▶ [What is expected] Determine the number of lines in these entries that hold the word "铅笔填涂". Give the number and nothing more.

--- START Records supplied ---

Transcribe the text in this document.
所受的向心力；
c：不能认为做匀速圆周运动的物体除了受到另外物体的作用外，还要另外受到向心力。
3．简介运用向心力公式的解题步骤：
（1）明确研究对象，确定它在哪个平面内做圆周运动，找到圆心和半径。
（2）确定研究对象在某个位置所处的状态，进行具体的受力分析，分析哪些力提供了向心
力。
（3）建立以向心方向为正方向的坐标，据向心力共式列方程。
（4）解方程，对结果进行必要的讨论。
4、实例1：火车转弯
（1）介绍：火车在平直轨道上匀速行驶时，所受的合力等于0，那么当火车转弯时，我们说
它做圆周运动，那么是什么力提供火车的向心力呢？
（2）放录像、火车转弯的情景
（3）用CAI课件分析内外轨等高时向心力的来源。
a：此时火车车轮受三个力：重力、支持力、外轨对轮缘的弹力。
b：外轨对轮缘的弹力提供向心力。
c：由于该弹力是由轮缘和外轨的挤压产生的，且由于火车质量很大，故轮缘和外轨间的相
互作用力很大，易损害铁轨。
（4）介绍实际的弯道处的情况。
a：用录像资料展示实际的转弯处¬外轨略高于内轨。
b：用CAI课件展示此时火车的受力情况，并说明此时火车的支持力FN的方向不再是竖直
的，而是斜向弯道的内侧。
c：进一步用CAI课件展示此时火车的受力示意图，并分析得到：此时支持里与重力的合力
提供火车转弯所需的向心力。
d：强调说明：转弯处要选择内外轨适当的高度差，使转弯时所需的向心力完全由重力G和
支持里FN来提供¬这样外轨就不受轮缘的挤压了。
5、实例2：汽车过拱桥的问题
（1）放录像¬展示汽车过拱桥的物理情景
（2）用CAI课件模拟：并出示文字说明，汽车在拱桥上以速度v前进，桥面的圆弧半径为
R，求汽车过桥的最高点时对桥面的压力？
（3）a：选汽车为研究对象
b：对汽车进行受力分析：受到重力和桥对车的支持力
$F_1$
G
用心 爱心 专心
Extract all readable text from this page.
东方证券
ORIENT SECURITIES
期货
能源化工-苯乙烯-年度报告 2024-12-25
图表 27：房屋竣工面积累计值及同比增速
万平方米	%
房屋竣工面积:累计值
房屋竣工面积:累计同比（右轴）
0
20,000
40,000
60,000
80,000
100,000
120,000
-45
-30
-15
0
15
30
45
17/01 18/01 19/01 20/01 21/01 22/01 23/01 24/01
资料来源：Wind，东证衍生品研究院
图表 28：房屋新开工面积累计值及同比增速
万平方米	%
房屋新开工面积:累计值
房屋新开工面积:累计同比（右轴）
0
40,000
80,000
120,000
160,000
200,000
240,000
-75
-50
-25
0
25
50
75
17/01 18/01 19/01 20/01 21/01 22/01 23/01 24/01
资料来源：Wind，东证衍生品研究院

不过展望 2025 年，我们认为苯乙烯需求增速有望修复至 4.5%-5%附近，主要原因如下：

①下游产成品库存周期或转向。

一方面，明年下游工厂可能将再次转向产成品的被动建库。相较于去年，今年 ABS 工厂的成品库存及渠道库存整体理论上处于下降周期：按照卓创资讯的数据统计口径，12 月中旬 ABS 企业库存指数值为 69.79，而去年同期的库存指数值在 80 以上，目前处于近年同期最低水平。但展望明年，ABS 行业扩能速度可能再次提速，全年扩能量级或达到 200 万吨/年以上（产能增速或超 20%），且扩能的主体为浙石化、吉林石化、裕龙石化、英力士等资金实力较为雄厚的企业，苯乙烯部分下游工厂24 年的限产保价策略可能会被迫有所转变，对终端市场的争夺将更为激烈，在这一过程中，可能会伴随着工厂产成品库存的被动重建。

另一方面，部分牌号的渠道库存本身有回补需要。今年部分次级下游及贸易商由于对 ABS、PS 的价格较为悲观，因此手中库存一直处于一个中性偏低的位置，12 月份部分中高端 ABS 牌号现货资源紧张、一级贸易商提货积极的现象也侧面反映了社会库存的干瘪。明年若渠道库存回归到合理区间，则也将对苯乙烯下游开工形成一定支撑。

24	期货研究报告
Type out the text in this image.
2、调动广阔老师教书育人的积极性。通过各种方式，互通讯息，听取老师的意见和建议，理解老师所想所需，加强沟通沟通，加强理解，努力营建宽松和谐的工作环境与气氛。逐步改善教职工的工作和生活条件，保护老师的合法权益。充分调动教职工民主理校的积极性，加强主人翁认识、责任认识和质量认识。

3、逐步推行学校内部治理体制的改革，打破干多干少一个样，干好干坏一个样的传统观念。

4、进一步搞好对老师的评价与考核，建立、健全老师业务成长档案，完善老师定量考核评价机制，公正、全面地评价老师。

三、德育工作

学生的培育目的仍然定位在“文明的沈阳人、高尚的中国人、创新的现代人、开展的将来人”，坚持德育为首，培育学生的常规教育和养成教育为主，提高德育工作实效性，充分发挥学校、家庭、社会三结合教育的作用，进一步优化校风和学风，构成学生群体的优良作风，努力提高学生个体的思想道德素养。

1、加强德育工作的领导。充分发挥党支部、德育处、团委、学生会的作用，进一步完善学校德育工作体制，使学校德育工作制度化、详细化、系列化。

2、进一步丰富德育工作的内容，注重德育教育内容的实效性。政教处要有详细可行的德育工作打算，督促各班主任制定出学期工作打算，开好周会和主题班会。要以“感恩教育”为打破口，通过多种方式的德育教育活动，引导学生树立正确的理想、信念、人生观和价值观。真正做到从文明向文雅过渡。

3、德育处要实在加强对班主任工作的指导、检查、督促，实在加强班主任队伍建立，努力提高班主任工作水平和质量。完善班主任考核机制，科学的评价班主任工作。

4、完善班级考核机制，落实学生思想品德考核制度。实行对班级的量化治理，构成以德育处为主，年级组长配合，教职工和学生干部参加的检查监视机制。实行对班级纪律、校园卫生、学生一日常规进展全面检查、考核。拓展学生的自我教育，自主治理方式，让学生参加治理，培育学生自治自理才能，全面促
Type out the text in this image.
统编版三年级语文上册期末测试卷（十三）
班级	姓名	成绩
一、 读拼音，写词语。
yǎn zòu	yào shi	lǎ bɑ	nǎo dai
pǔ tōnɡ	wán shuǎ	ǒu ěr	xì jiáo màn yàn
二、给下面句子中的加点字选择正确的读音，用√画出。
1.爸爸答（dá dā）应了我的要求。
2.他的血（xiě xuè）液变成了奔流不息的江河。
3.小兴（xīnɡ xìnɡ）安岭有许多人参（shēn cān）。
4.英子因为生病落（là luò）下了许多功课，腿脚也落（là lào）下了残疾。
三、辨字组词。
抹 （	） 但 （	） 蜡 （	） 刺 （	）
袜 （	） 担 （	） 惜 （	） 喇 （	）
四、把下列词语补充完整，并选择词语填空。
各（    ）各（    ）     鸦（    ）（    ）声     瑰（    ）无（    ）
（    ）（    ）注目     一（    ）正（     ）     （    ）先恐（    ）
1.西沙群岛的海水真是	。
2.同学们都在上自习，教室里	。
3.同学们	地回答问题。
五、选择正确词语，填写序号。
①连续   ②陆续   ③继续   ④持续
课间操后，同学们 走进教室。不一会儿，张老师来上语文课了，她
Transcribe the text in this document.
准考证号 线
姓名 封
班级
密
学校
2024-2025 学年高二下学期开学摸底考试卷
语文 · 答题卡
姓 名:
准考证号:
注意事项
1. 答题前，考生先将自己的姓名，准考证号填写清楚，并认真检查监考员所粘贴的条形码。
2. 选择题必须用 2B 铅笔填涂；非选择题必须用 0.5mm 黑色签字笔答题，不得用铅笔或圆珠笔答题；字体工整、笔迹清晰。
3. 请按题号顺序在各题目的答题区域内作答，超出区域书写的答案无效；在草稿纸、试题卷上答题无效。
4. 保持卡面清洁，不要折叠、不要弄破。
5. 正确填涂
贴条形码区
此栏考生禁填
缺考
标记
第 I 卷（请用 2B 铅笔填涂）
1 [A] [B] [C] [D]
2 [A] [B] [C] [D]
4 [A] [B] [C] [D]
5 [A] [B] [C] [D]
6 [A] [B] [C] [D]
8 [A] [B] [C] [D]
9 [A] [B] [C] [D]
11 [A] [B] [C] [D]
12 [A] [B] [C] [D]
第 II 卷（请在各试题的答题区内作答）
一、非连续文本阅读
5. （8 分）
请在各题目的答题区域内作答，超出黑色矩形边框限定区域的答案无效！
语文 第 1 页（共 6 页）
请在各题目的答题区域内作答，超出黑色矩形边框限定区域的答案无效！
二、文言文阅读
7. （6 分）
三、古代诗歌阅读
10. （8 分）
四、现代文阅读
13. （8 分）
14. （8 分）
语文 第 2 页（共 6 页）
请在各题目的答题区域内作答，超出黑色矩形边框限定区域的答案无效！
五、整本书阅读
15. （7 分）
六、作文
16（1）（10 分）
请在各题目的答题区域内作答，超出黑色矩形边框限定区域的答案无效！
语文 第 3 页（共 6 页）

--- END Records supplied ---

▶ [Task result] 2